[Stored data entries]
════════

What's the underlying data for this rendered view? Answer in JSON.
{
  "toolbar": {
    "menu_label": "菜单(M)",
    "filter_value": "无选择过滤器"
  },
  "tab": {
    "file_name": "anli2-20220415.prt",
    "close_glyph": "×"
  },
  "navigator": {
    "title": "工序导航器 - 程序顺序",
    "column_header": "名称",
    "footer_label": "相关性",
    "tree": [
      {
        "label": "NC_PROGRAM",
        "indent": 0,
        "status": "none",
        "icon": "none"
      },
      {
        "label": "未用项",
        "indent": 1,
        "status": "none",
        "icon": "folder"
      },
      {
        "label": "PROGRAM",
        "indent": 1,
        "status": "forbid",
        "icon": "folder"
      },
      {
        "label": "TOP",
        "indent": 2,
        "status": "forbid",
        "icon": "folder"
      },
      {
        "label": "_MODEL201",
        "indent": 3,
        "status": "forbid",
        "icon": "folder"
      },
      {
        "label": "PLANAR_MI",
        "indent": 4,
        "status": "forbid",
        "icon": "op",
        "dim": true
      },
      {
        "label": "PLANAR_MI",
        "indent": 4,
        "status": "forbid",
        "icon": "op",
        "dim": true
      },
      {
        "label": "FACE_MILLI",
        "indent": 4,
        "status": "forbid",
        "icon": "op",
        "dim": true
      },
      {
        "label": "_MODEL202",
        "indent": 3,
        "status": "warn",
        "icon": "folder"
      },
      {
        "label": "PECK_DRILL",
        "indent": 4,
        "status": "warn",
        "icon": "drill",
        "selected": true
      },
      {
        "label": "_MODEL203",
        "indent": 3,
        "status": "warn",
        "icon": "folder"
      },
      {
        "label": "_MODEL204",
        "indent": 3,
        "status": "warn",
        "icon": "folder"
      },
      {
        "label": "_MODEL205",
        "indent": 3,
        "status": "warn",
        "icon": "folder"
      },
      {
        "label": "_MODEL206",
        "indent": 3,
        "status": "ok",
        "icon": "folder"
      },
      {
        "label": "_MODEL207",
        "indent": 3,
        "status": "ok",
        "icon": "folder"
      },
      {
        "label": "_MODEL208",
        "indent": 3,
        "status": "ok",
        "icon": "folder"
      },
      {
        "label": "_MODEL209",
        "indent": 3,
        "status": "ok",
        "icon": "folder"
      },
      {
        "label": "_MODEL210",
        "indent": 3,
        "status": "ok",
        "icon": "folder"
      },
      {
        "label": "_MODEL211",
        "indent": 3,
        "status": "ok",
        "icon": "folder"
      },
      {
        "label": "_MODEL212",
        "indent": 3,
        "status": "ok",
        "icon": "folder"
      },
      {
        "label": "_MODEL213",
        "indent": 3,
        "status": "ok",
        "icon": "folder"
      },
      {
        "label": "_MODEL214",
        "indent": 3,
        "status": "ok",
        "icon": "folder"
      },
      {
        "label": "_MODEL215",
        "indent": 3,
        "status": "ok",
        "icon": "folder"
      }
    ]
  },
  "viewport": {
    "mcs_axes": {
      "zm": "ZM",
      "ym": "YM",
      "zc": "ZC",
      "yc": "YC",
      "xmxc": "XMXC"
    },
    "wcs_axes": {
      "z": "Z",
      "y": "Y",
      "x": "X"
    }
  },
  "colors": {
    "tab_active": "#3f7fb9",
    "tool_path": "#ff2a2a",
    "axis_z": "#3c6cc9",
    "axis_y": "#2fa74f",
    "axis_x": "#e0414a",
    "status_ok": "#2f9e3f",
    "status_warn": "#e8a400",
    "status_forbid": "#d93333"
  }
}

════════

WHAT TO WORK ON - Type out the material again exactly as presented.

WRITTEN RESPONSE -
What's the underlying data for this rendered view? Answer in JSON.
{
  "toolbar": {
    "menu_label": "菜单(M)",
    "filter_value": "无选择过滤器"
  },
  "tab": {
    "file_name": "anli2-20220415.prt",
    "close_glyph": "×"
  },
  "navigator": {
    "title": "工序导航器 - 程序顺序",
    "column_header": "名称",
    "footer_label": "相关性",
    "tree": [
      {
        "label": "NC_PROGRAM",
        "indent": 0,
        "status": "none",
        "icon": "none"
      },
      {
        "label": "未用项",
        "indent": 1,
        "status": "none",
        "icon": "folder"
      },
      {
        "label": "PROGRAM",
        "indent": 1,
        "status": "forbid",
        "icon": "folder"
      },
      {
        "label": "TOP",
        "indent": 2,
        "status": "forbid",
        "icon": "folder"
      },
      {
        "label": "_MODEL201",
        "indent": 3,
        "status": "forbid",
        "icon": "folder"
      },
      {
        "label": "PLANAR_MI",
        "indent": 4,
        "status": "forbid",
        "icon": "op",
        "dim": true
      },
      {
        "label": "PLANAR_MI",
        "indent": 4,
        "status": "forbid",
        "icon": "op",
        "dim": true
      },
      {
        "label": "FACE_MILLI",
        "indent": 4,
        "status": "forbid",
        "icon": "op",
        "dim": true
      },
      {
        "label": "_MODEL202",
        "indent": 3,
        "status": "warn",
        "icon": "folder"
      },
      {
        "label": "PECK_DRILL",
        "indent": 4,
        "status": "warn",
        "icon": "drill",
        "selected": true
      },
      {
        "label": "_MODEL203",
        "indent": 3,
        "status": "warn",
        "icon": "folder"
      },
      {
        "label": "_MODEL204",
        "indent": 3,
        "status": "warn",
        "icon": "folder"
      },
      {
        "label": "_MODEL205",
        "indent": 3,
        "status": "warn",
        "icon": "folder"
      },
      {
        "label": "_MODEL206",
        "indent": 3,
        "status": "ok",
        "icon": "folder"
      },
      {
        "label": "_MODEL207",
        "indent": 3,
        "status": "ok",
        "icon": "folder"
      },
      {
        "label": "_MODEL208",
        "indent": 3,
        "status": "ok",
        "icon": "folder"
      },
      {
        "label": "_MODEL209",
        "indent": 3,
        "status": "ok",
        "icon": "folder"
      },
      {
        "label": "_MODEL210",
        "indent": 3,
        "status": "ok",
        "icon": "folder"
      },
      {
        "label": "_MODEL211",
        "indent": 3,
        "status": "ok",
        "icon": "folder"
      },
      {
        "label": "_MODEL212",
        "indent": 3,
        "status": "ok",
        "icon": "folder"
      },
      {
        "label": "_MODEL213",
        "indent": 3,
        "status": "ok",
        "icon": "folder"
      },
      {
        "label": "_MODEL214",
        "indent": 3,
        "status": "ok",
        "icon": "folder"
      },
      {
        "label": "_MODEL215",
        "indent": 3,
        "status": "ok",
        "icon": "folder"
      }
    ]
  },
  "viewport": {
    "mcs_axes": {
      "zm": "ZM",
      "ym": "YM",
      "zc": "ZC",
      "yc": "YC",
      "xmxc": "XMXC"
    },
    "wcs_axes": {
      "z": "Z",
      "y": "Y",
      "x": "X"
    }
  },
  "colors": {
    "tab_active": "#3f7fb9",
    "tool_path": "#ff2a2a",
    "axis_z": "#3c6cc9",
    "axis_y": "#2fa74f",
    "axis_x": "#e0414a",
    "status_ok": "#2f9e3f",
    "status_warn": "#e8a400",
    "status_forbid": "#d93333"
  }
}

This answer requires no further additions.